Brief. Out of the lines below, please list those that hold the string "content".

Records supplied.
--- Start ---
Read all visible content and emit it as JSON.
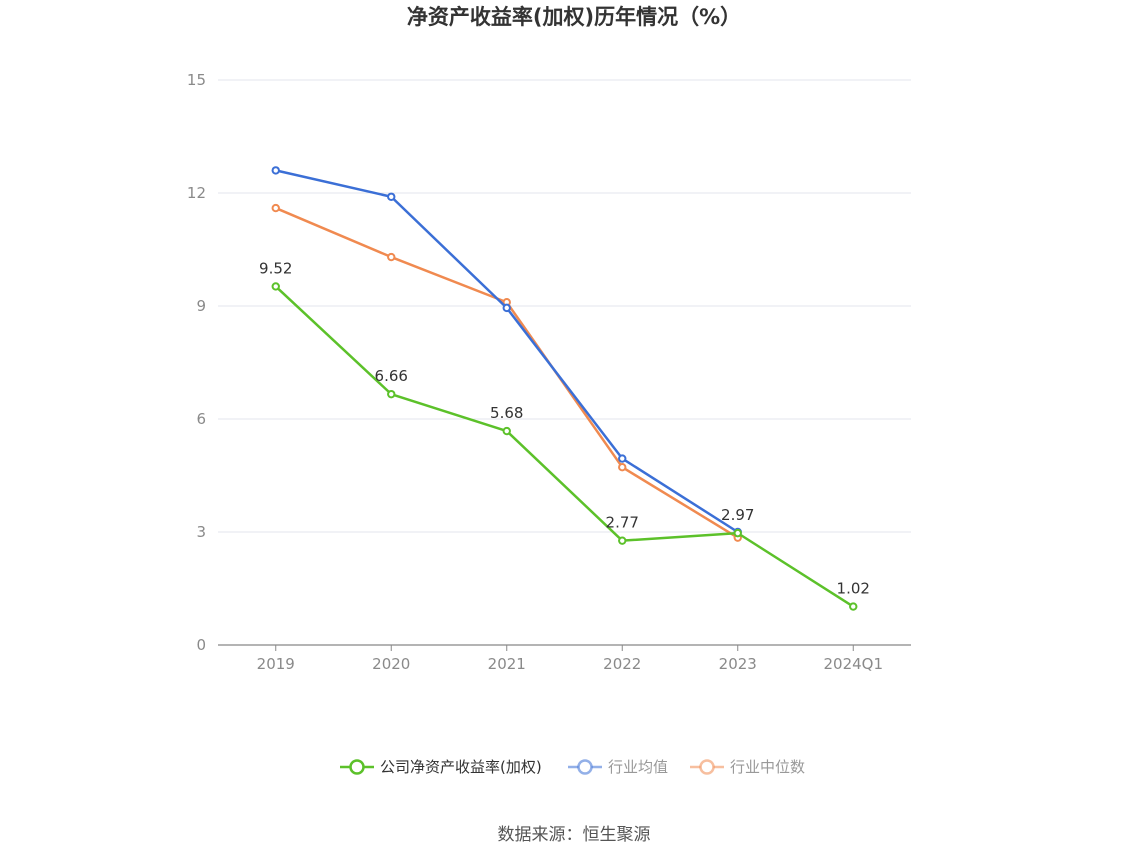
{
  "chart_data": {
    "type": "line",
    "title": "净资产收益率(加权)历年情况（%）",
    "categories": [
      "2019",
      "2020",
      "2021",
      "2022",
      "2023",
      "2024Q1"
    ],
    "yticks": [
      0,
      3,
      6,
      9,
      12,
      15
    ],
    "ylim": [
      0,
      15
    ],
    "grid": true,
    "legend_position": "bottom",
    "series": [
      {
        "name": "公司净资产收益率(加权)",
        "color": "#5cc12a",
        "values": [
          9.52,
          6.66,
          5.68,
          2.77,
          2.97,
          1.02
        ],
        "labels": [
          "9.52",
          "6.66",
          "5.68",
          "2.77",
          "2.97",
          "1.02"
        ]
      },
      {
        "name": "行业均值",
        "color": "#3b6fd6",
        "values": [
          12.6,
          11.9,
          8.95,
          4.95,
          3.0,
          null
        ]
      },
      {
        "name": "行业中位数",
        "color": "#f08a50",
        "values": [
          11.6,
          10.3,
          9.1,
          4.72,
          2.85,
          null
        ]
      }
    ],
    "source": "数据来源：恒生聚源"
  }
}
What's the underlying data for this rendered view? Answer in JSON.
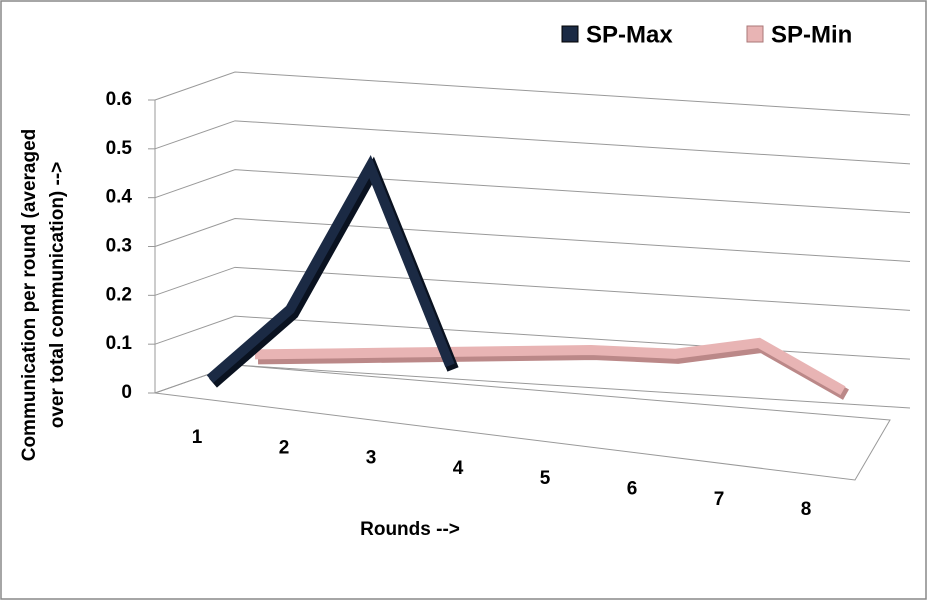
{
  "chart_data": {
    "type": "line",
    "three_d": true,
    "x_label": "Rounds -->",
    "y_label": [
      "Communication per round (averaged",
      "over total communication) -->"
    ],
    "categories": [
      "1",
      "2",
      "3",
      "4",
      "5",
      "6",
      "7",
      "8"
    ],
    "series": [
      {
        "name": "SP-Max",
        "color": "#1b2a44",
        "values": [
          0.05,
          0.2,
          0.5,
          0.1,
          null,
          null,
          null,
          null
        ]
      },
      {
        "name": "SP-Min",
        "color": "#e8b4b4",
        "values": [
          0.08,
          0.09,
          0.1,
          0.11,
          0.12,
          0.12,
          0.15,
          0.06
        ]
      }
    ],
    "ylim": [
      0,
      0.6
    ],
    "yticks": [
      0,
      0.1,
      0.2,
      0.3,
      0.4,
      0.5,
      0.6
    ],
    "grid": true,
    "legend": "top-right"
  }
}
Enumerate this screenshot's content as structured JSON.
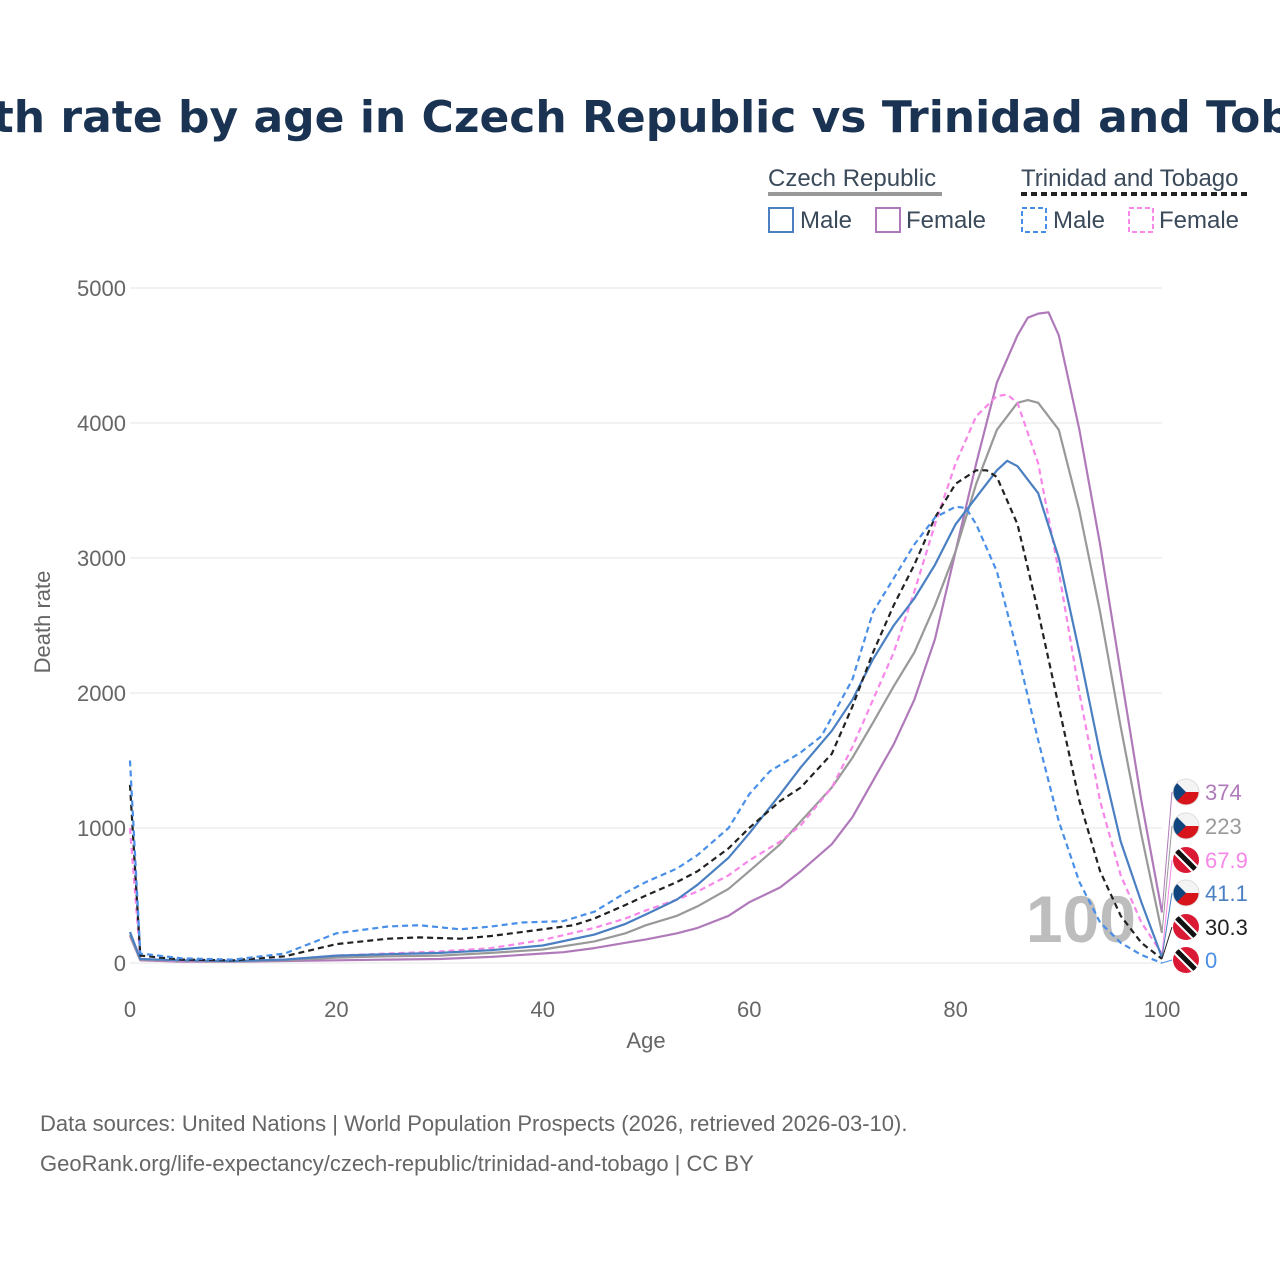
{
  "chart_data": {
    "type": "line",
    "title": "Death rate by age in Czech Republic vs Trinidad and Tobago",
    "xlabel": "Age",
    "ylabel": "Death rate",
    "xlim": [
      0,
      100
    ],
    "ylim": [
      0,
      5000
    ],
    "xticks": [
      "0",
      "20",
      "40",
      "60",
      "80",
      "100"
    ],
    "yticks": [
      "0",
      "1000",
      "2000",
      "3000",
      "4000",
      "5000"
    ],
    "grid": true,
    "legend": {
      "placement": "top-right",
      "groups": [
        {
          "name": "Czech Republic",
          "items": [
            "Male",
            "Female"
          ]
        },
        {
          "name": "Trinidad and Tobago",
          "items": [
            "Male",
            "Female"
          ]
        }
      ]
    },
    "watermark": "100",
    "series": [
      {
        "name": "Czech Republic Female",
        "color": "#b07aba",
        "dash": false,
        "end_label": "374",
        "end_value": 374,
        "flag": "czech-flag",
        "points": [
          [
            0,
            200
          ],
          [
            1,
            20
          ],
          [
            5,
            10
          ],
          [
            10,
            10
          ],
          [
            15,
            15
          ],
          [
            20,
            20
          ],
          [
            25,
            25
          ],
          [
            30,
            30
          ],
          [
            35,
            45
          ],
          [
            40,
            70
          ],
          [
            42,
            80
          ],
          [
            45,
            110
          ],
          [
            48,
            150
          ],
          [
            50,
            175
          ],
          [
            53,
            220
          ],
          [
            55,
            260
          ],
          [
            58,
            350
          ],
          [
            60,
            450
          ],
          [
            63,
            560
          ],
          [
            65,
            680
          ],
          [
            68,
            880
          ],
          [
            70,
            1080
          ],
          [
            72,
            1350
          ],
          [
            74,
            1620
          ],
          [
            76,
            1950
          ],
          [
            78,
            2400
          ],
          [
            80,
            3050
          ],
          [
            82,
            3700
          ],
          [
            84,
            4300
          ],
          [
            86,
            4650
          ],
          [
            87,
            4780
          ],
          [
            88,
            4810
          ],
          [
            89,
            4820
          ],
          [
            90,
            4650
          ],
          [
            92,
            3950
          ],
          [
            94,
            3100
          ],
          [
            96,
            2150
          ],
          [
            98,
            1200
          ],
          [
            100,
            374
          ]
        ]
      },
      {
        "name": "Czech Republic Total",
        "color": "#999999",
        "dash": false,
        "end_label": "223",
        "end_value": 223,
        "flag": "czech-flag",
        "points": [
          [
            0,
            210
          ],
          [
            1,
            25
          ],
          [
            5,
            15
          ],
          [
            10,
            12
          ],
          [
            15,
            20
          ],
          [
            20,
            40
          ],
          [
            25,
            50
          ],
          [
            30,
            55
          ],
          [
            35,
            75
          ],
          [
            40,
            100
          ],
          [
            45,
            160
          ],
          [
            48,
            220
          ],
          [
            50,
            280
          ],
          [
            53,
            350
          ],
          [
            55,
            420
          ],
          [
            58,
            550
          ],
          [
            60,
            680
          ],
          [
            63,
            880
          ],
          [
            65,
            1050
          ],
          [
            68,
            1300
          ],
          [
            70,
            1520
          ],
          [
            72,
            1780
          ],
          [
            74,
            2050
          ],
          [
            76,
            2300
          ],
          [
            78,
            2650
          ],
          [
            80,
            3050
          ],
          [
            82,
            3550
          ],
          [
            84,
            3950
          ],
          [
            86,
            4150
          ],
          [
            87,
            4170
          ],
          [
            88,
            4150
          ],
          [
            90,
            3950
          ],
          [
            92,
            3350
          ],
          [
            94,
            2600
          ],
          [
            96,
            1750
          ],
          [
            98,
            950
          ],
          [
            100,
            223
          ]
        ]
      },
      {
        "name": "Trinidad and Tobago Female",
        "color": "#f787e8",
        "dash": true,
        "end_label": "67.9",
        "end_value": 67.9,
        "flag": "tt-flag",
        "points": [
          [
            0,
            1000
          ],
          [
            1,
            30
          ],
          [
            5,
            15
          ],
          [
            10,
            15
          ],
          [
            15,
            25
          ],
          [
            20,
            55
          ],
          [
            25,
            70
          ],
          [
            30,
            85
          ],
          [
            35,
            110
          ],
          [
            40,
            170
          ],
          [
            45,
            260
          ],
          [
            48,
            330
          ],
          [
            50,
            390
          ],
          [
            53,
            470
          ],
          [
            55,
            530
          ],
          [
            58,
            650
          ],
          [
            60,
            760
          ],
          [
            63,
            900
          ],
          [
            65,
            1020
          ],
          [
            68,
            1300
          ],
          [
            70,
            1600
          ],
          [
            72,
            1950
          ],
          [
            74,
            2300
          ],
          [
            76,
            2750
          ],
          [
            78,
            3250
          ],
          [
            80,
            3700
          ],
          [
            82,
            4050
          ],
          [
            84,
            4200
          ],
          [
            85,
            4210
          ],
          [
            86,
            4150
          ],
          [
            88,
            3700
          ],
          [
            90,
            2900
          ],
          [
            92,
            2000
          ],
          [
            94,
            1200
          ],
          [
            96,
            650
          ],
          [
            98,
            300
          ],
          [
            100,
            67.9
          ]
        ]
      },
      {
        "name": "Czech Republic Male",
        "color": "#4a7fc1",
        "dash": false,
        "end_label": "41.1",
        "end_value": 41.1,
        "flag": "czech-flag",
        "points": [
          [
            0,
            230
          ],
          [
            1,
            30
          ],
          [
            5,
            20
          ],
          [
            10,
            15
          ],
          [
            15,
            25
          ],
          [
            20,
            55
          ],
          [
            25,
            65
          ],
          [
            30,
            75
          ],
          [
            35,
            95
          ],
          [
            40,
            130
          ],
          [
            45,
            210
          ],
          [
            48,
            290
          ],
          [
            50,
            360
          ],
          [
            53,
            470
          ],
          [
            55,
            580
          ],
          [
            58,
            780
          ],
          [
            60,
            960
          ],
          [
            63,
            1250
          ],
          [
            65,
            1450
          ],
          [
            68,
            1720
          ],
          [
            70,
            1950
          ],
          [
            72,
            2250
          ],
          [
            74,
            2500
          ],
          [
            76,
            2700
          ],
          [
            78,
            2950
          ],
          [
            80,
            3250
          ],
          [
            82,
            3450
          ],
          [
            84,
            3650
          ],
          [
            85,
            3720
          ],
          [
            86,
            3680
          ],
          [
            88,
            3480
          ],
          [
            90,
            3000
          ],
          [
            92,
            2300
          ],
          [
            94,
            1550
          ],
          [
            96,
            900
          ],
          [
            98,
            450
          ],
          [
            100,
            41.1
          ]
        ]
      },
      {
        "name": "Trinidad and Tobago Total",
        "color": "#222222",
        "dash": true,
        "end_label": "30.3",
        "end_value": 30.3,
        "flag": "tt-flag",
        "points": [
          [
            0,
            1320
          ],
          [
            1,
            55
          ],
          [
            5,
            25
          ],
          [
            10,
            20
          ],
          [
            15,
            50
          ],
          [
            20,
            140
          ],
          [
            25,
            180
          ],
          [
            28,
            190
          ],
          [
            32,
            180
          ],
          [
            35,
            200
          ],
          [
            40,
            250
          ],
          [
            43,
            280
          ],
          [
            45,
            330
          ],
          [
            48,
            430
          ],
          [
            50,
            500
          ],
          [
            53,
            600
          ],
          [
            55,
            680
          ],
          [
            58,
            850
          ],
          [
            60,
            1000
          ],
          [
            63,
            1200
          ],
          [
            65,
            1300
          ],
          [
            68,
            1550
          ],
          [
            70,
            1900
          ],
          [
            72,
            2300
          ],
          [
            74,
            2650
          ],
          [
            76,
            2950
          ],
          [
            78,
            3300
          ],
          [
            80,
            3550
          ],
          [
            82,
            3650
          ],
          [
            83,
            3650
          ],
          [
            84,
            3600
          ],
          [
            86,
            3250
          ],
          [
            88,
            2600
          ],
          [
            90,
            1900
          ],
          [
            92,
            1200
          ],
          [
            94,
            680
          ],
          [
            96,
            350
          ],
          [
            98,
            150
          ],
          [
            100,
            30.3
          ]
        ]
      },
      {
        "name": "Trinidad and Tobago Male",
        "color": "#4a8fe7",
        "dash": true,
        "end_label": "0",
        "end_value": 0,
        "flag": "tt-flag",
        "points": [
          [
            0,
            1500
          ],
          [
            1,
            70
          ],
          [
            5,
            35
          ],
          [
            10,
            25
          ],
          [
            15,
            70
          ],
          [
            20,
            220
          ],
          [
            25,
            270
          ],
          [
            28,
            280
          ],
          [
            32,
            250
          ],
          [
            35,
            270
          ],
          [
            38,
            300
          ],
          [
            42,
            310
          ],
          [
            45,
            380
          ],
          [
            48,
            520
          ],
          [
            50,
            600
          ],
          [
            53,
            700
          ],
          [
            55,
            800
          ],
          [
            58,
            1000
          ],
          [
            60,
            1250
          ],
          [
            62,
            1420
          ],
          [
            65,
            1560
          ],
          [
            67,
            1680
          ],
          [
            70,
            2100
          ],
          [
            72,
            2600
          ],
          [
            74,
            2850
          ],
          [
            76,
            3100
          ],
          [
            78,
            3300
          ],
          [
            80,
            3380
          ],
          [
            81,
            3370
          ],
          [
            82,
            3250
          ],
          [
            84,
            2900
          ],
          [
            86,
            2300
          ],
          [
            88,
            1650
          ],
          [
            90,
            1050
          ],
          [
            92,
            600
          ],
          [
            94,
            300
          ],
          [
            96,
            150
          ],
          [
            98,
            60
          ],
          [
            100,
            0
          ]
        ]
      }
    ]
  },
  "footer": {
    "source_line1": "Data sources: United Nations | World Population Prospects (2026, retrieved 2026-03-10).",
    "source_line2": "GeoRank.org/life-expectancy/czech-republic/trinidad-and-tobago | CC BY"
  }
}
--- End ---
Finished task.
Read all visible content and emit it as JSON.
Enumerate this screenshot's content as structured JSON.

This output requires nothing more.